[Task description] Every line below that holds the string "Advanced" should be copied out.

[Data rows]
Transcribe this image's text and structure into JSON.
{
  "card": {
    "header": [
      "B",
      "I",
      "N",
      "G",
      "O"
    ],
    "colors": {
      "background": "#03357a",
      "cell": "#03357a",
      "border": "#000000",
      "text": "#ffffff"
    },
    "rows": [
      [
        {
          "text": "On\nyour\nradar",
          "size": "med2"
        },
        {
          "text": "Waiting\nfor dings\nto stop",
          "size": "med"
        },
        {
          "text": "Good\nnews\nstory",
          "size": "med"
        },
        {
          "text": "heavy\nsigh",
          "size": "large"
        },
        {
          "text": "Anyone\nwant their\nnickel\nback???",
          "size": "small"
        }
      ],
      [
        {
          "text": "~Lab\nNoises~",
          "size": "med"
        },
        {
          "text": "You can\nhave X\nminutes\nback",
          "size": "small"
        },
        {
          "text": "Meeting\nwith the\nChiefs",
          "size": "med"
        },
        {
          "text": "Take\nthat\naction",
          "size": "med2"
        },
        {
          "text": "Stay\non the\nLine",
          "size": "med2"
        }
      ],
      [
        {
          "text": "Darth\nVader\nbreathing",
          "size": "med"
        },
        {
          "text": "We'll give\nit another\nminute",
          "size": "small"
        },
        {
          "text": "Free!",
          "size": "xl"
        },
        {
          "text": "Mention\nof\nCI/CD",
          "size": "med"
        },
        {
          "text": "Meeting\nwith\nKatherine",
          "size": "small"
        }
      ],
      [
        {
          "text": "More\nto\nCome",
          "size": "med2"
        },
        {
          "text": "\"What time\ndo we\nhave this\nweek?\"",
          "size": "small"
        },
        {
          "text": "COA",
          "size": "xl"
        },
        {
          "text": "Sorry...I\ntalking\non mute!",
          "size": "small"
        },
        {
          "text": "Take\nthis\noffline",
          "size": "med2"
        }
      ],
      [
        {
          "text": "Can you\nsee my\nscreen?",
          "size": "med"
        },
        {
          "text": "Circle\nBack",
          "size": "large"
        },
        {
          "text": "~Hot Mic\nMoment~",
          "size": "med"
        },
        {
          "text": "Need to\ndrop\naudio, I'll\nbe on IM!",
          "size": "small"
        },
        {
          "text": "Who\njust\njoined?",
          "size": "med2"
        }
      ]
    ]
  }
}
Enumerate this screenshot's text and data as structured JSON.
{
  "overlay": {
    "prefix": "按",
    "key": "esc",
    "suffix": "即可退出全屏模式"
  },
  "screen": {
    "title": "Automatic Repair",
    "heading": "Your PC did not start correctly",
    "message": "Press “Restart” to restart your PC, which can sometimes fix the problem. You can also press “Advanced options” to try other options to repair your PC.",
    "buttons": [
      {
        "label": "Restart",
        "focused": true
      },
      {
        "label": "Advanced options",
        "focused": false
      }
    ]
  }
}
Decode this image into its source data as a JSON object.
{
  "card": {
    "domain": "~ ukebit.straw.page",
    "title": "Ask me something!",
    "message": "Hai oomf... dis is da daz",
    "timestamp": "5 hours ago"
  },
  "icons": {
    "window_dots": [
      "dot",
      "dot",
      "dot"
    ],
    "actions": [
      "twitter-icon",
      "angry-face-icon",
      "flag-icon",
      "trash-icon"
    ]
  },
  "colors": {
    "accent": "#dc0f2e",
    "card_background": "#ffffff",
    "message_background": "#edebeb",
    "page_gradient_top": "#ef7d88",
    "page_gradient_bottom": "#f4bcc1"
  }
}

---

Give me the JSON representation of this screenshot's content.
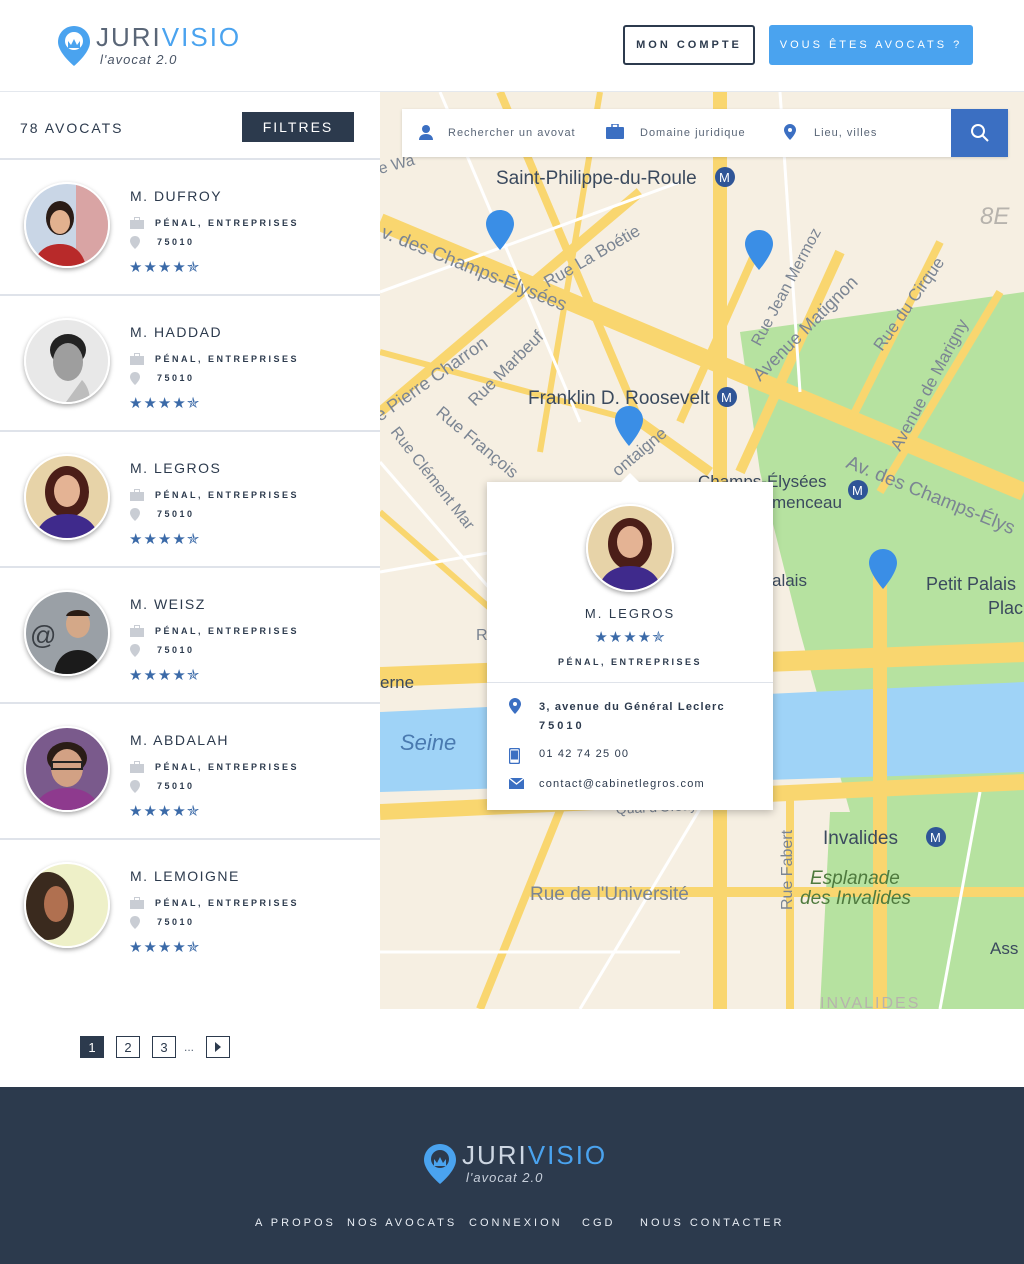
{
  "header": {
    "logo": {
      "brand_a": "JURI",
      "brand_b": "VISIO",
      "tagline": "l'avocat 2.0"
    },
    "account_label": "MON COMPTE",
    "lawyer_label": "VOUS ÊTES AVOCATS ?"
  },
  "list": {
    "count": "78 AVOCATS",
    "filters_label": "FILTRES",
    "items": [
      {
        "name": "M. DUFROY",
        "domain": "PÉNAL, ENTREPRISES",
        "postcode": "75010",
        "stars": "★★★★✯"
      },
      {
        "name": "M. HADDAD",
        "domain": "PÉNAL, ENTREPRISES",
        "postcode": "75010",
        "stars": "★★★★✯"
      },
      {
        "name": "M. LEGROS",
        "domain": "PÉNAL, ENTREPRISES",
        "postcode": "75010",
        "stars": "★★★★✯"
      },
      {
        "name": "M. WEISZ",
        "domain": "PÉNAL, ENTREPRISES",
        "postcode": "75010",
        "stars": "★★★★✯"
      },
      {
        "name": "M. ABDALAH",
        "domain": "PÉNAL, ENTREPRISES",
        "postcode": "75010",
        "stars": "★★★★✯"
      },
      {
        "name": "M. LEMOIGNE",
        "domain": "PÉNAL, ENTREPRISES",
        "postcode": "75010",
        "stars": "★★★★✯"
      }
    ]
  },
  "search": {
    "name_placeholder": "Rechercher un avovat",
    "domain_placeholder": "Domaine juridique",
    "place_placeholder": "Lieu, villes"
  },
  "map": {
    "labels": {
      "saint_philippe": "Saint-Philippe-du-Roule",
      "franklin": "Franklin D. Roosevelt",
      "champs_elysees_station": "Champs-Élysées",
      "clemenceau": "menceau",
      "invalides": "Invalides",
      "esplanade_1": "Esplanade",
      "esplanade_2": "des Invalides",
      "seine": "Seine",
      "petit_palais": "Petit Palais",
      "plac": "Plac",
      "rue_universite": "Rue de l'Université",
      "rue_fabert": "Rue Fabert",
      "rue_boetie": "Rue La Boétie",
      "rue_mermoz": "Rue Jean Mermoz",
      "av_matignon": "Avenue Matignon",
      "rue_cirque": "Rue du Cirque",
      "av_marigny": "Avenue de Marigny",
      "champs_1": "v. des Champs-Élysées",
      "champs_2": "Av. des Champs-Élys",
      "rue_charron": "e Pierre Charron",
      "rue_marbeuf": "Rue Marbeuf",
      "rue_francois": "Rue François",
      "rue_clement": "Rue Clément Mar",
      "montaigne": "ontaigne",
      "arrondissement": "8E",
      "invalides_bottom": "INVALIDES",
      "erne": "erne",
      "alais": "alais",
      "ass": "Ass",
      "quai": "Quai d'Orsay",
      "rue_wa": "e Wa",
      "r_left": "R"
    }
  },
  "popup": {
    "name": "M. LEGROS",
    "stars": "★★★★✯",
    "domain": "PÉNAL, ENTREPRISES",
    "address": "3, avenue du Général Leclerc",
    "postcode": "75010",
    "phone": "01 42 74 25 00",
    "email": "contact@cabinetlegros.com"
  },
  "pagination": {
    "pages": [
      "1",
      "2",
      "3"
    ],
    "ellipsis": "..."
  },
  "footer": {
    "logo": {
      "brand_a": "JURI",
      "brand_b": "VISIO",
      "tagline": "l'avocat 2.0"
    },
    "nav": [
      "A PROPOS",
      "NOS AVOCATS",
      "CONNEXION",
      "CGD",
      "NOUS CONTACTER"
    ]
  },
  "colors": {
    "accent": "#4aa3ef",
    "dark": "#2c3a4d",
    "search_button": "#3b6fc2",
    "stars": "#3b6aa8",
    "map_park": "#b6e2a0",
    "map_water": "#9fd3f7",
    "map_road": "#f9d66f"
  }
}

* * *

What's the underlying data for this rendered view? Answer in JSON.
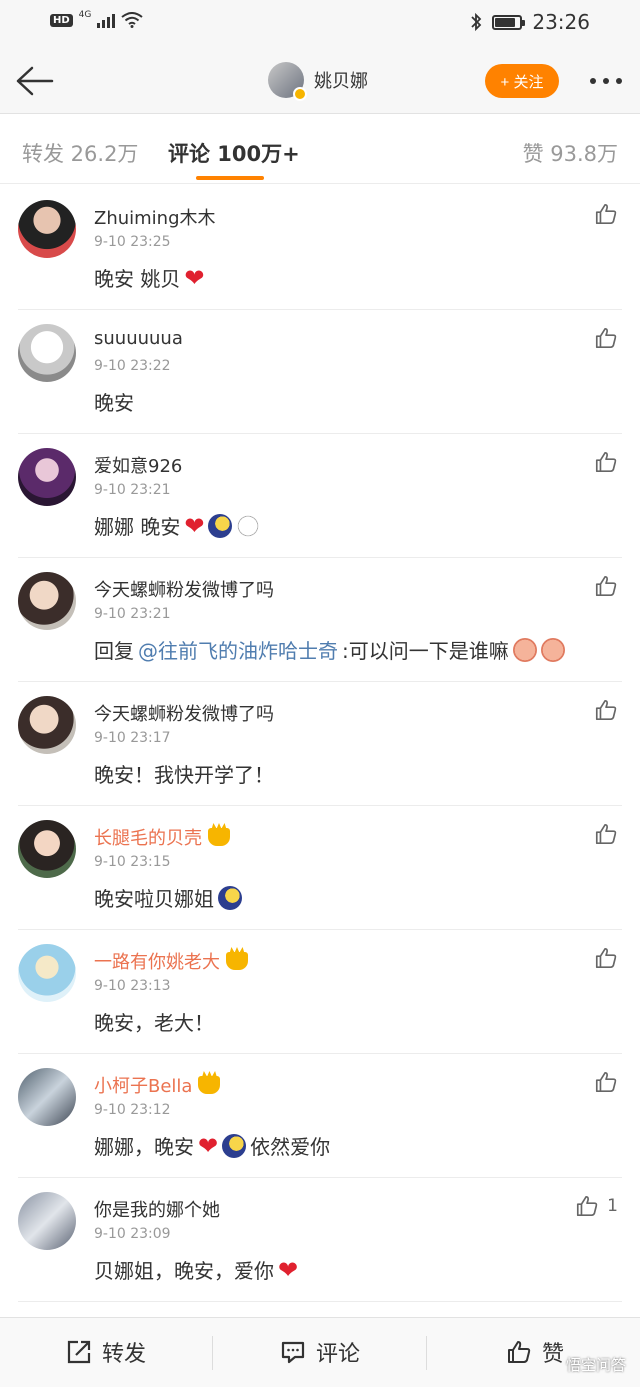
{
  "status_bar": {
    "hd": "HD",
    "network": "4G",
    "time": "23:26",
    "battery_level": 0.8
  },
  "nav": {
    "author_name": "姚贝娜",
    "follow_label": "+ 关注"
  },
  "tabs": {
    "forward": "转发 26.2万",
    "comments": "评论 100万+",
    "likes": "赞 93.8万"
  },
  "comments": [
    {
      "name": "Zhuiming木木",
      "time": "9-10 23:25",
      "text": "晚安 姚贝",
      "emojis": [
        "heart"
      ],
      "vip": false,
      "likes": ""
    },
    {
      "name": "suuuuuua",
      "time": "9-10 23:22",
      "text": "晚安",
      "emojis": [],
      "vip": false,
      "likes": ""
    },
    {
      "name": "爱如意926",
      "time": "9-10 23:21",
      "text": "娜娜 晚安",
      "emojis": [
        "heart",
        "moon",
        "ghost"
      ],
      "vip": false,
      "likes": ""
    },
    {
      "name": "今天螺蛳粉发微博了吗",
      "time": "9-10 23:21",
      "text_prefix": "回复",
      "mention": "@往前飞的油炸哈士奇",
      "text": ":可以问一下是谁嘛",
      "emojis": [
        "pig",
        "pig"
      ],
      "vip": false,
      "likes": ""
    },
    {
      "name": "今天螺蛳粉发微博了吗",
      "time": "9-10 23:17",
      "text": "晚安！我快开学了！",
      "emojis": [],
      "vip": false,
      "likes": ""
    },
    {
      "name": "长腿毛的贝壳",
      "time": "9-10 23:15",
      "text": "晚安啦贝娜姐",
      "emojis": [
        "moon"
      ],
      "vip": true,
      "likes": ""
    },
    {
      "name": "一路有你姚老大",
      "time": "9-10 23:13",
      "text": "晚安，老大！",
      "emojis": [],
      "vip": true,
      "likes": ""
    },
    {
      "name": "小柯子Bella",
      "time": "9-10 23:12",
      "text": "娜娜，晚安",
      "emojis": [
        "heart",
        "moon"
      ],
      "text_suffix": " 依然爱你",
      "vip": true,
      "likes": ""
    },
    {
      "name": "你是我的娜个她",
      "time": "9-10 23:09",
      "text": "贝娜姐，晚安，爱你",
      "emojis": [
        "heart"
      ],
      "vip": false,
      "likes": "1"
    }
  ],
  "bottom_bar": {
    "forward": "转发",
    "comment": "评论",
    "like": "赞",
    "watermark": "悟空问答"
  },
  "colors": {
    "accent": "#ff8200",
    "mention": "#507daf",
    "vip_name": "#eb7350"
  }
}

[Exercise output]
    "message": "Press “Restart” to restart your PC, which can sometimes fix the problem. You can also press “Advanced options” to try other options to repair your PC.",
        "label": "Advanced options",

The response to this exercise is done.